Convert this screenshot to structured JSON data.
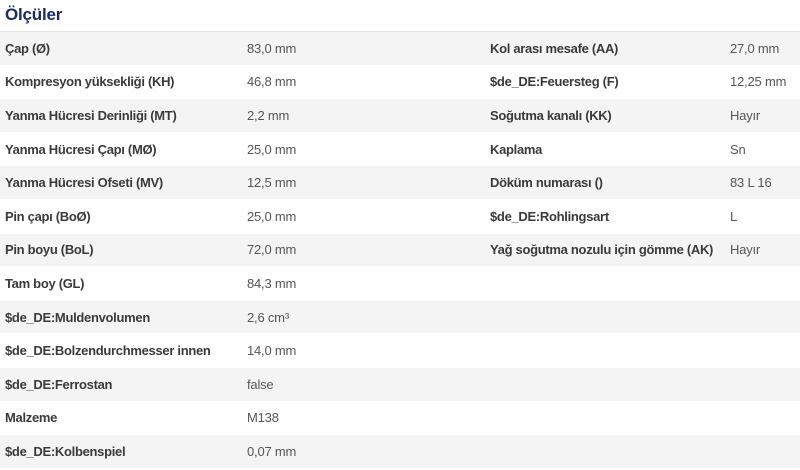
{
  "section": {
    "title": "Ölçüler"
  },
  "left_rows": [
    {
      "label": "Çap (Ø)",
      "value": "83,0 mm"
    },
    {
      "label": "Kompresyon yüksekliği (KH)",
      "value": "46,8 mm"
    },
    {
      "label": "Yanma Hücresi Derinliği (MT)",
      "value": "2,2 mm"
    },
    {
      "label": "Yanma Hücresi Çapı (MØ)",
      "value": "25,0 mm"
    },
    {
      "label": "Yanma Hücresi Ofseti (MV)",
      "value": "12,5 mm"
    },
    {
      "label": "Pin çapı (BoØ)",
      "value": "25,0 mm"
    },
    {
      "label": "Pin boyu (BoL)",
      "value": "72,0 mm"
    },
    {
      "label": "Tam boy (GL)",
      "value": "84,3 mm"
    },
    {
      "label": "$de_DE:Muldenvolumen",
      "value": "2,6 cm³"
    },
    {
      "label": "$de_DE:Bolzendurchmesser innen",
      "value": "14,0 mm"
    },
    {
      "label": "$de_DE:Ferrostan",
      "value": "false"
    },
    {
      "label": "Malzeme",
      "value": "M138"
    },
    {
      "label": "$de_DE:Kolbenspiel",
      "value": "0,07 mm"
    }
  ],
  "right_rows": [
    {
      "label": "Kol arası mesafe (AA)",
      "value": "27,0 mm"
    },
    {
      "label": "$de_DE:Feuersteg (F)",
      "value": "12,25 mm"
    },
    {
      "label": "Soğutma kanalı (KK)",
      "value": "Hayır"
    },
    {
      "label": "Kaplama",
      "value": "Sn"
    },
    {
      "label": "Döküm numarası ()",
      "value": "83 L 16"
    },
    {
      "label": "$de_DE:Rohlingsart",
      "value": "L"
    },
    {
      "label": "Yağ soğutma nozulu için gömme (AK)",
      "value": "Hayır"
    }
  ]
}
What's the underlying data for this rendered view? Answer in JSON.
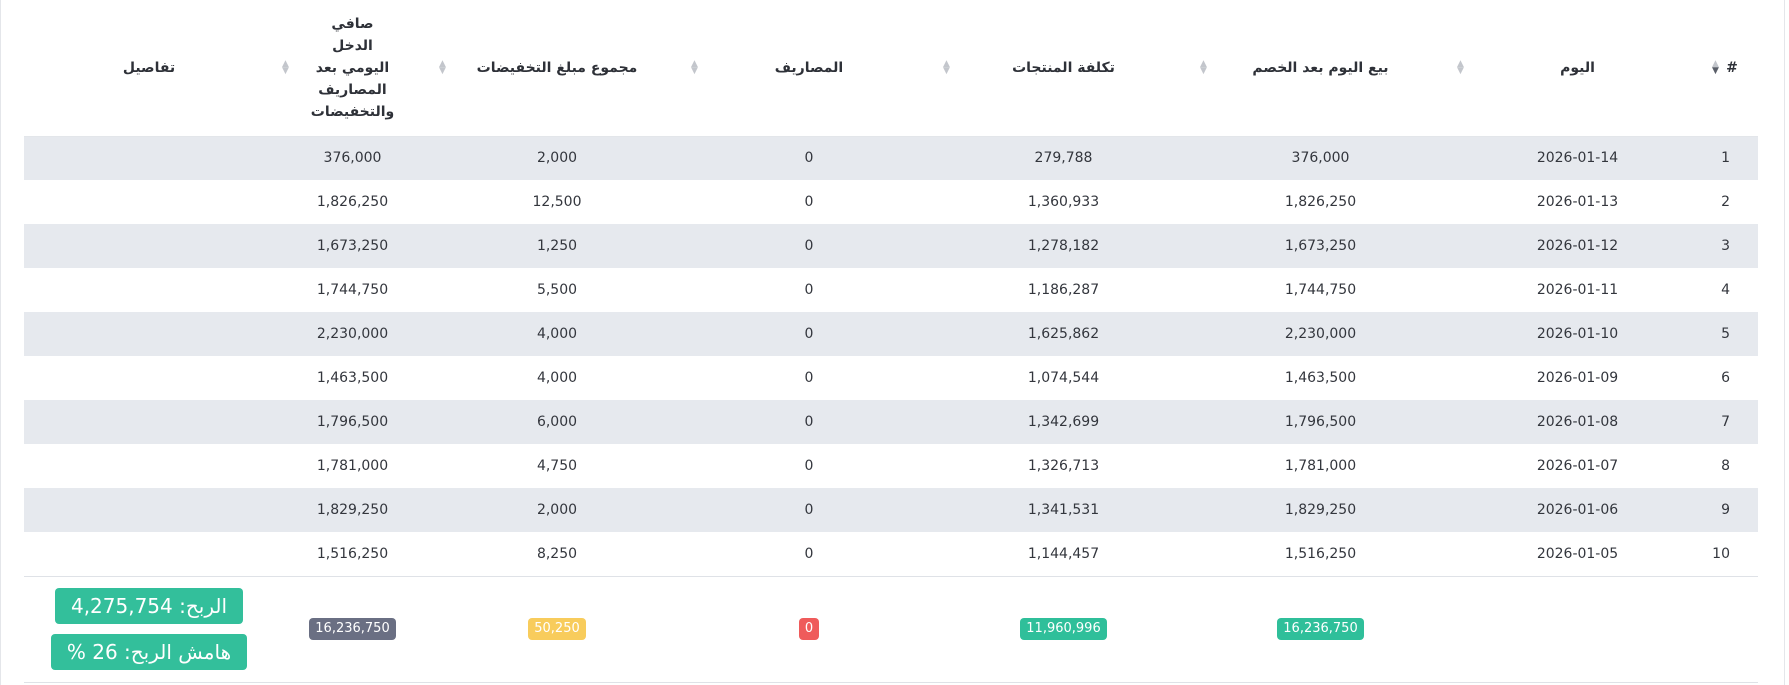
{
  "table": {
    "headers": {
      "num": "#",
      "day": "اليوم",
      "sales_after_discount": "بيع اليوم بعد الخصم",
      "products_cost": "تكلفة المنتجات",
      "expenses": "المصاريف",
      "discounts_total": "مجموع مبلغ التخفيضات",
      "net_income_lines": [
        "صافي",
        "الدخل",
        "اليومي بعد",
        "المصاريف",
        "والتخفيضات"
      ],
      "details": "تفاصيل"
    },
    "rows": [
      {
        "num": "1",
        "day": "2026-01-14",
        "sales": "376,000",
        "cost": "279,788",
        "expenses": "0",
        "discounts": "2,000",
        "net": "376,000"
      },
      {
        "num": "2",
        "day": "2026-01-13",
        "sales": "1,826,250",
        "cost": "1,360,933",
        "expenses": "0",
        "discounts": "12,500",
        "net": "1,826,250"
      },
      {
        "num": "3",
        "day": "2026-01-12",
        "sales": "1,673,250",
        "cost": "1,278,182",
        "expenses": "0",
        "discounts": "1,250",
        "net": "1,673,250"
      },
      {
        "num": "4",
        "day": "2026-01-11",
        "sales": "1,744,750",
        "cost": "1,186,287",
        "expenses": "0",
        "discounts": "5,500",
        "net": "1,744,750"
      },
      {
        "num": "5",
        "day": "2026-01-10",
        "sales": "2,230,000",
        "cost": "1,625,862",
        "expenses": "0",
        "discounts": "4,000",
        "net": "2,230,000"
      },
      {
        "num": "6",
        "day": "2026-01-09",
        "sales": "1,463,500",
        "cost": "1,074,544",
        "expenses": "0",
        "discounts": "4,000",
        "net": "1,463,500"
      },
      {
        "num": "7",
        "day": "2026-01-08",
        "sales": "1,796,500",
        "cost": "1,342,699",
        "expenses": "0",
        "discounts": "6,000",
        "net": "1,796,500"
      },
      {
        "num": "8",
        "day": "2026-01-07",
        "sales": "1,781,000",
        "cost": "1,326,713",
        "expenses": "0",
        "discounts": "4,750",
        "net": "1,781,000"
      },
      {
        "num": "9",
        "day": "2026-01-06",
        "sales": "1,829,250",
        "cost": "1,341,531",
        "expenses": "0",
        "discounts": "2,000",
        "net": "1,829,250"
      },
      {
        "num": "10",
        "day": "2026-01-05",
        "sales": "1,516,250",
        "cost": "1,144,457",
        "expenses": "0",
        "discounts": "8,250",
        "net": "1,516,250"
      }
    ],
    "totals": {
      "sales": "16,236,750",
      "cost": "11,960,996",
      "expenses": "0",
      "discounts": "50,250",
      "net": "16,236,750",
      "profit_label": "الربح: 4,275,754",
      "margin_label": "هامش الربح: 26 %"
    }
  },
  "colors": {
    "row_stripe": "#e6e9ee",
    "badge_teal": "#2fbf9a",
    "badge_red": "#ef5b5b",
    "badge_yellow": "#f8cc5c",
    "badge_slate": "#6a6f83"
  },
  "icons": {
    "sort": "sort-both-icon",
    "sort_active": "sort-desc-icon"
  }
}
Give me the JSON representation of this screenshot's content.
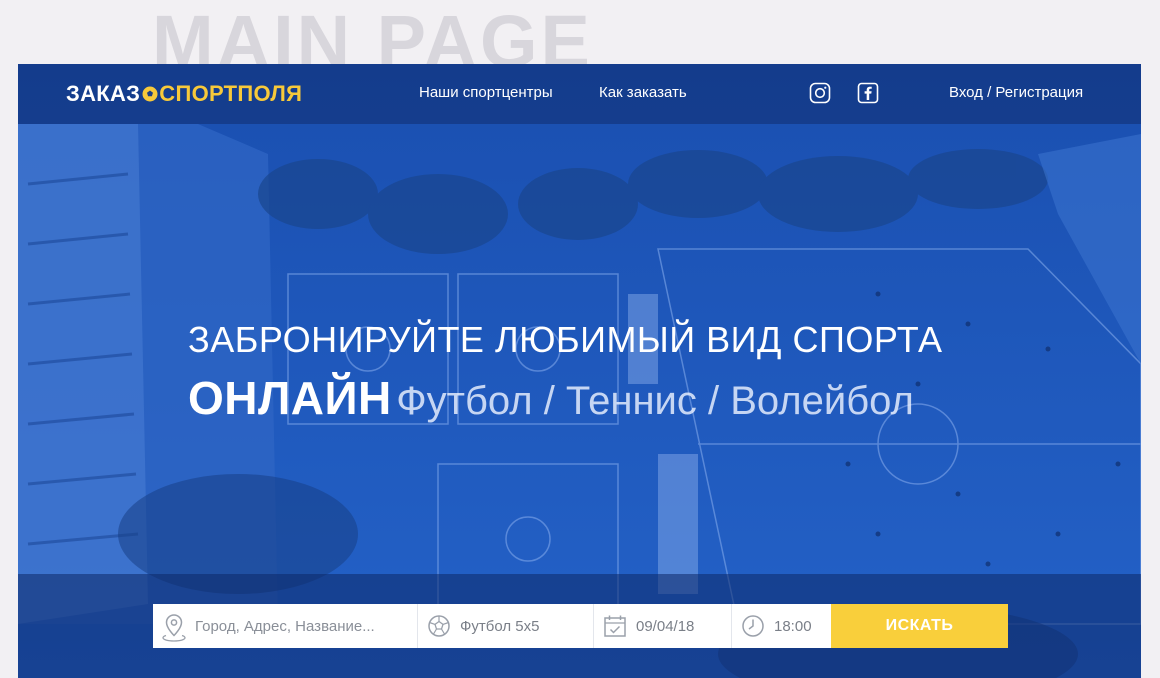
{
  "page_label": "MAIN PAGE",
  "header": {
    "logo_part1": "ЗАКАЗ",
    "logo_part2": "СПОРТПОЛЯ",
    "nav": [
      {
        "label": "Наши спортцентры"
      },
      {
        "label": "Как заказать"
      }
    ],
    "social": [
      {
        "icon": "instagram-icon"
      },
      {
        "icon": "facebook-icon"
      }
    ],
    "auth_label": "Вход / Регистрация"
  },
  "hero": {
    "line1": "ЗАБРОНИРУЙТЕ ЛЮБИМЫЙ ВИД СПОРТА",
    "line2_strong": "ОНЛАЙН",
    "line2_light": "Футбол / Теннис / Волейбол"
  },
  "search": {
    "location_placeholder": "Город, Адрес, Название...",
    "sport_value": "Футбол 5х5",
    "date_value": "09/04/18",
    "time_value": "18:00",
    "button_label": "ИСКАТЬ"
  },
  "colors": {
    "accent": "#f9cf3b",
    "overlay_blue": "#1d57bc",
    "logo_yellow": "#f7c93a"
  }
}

--------------------------------------------------

From the listing above, pick out each line where the word "data" appears.

§ **TASK RESPONSE**
Convert this screenshot to structured JSON data.
What's the underlying data for this rendered view? Answer in JSON.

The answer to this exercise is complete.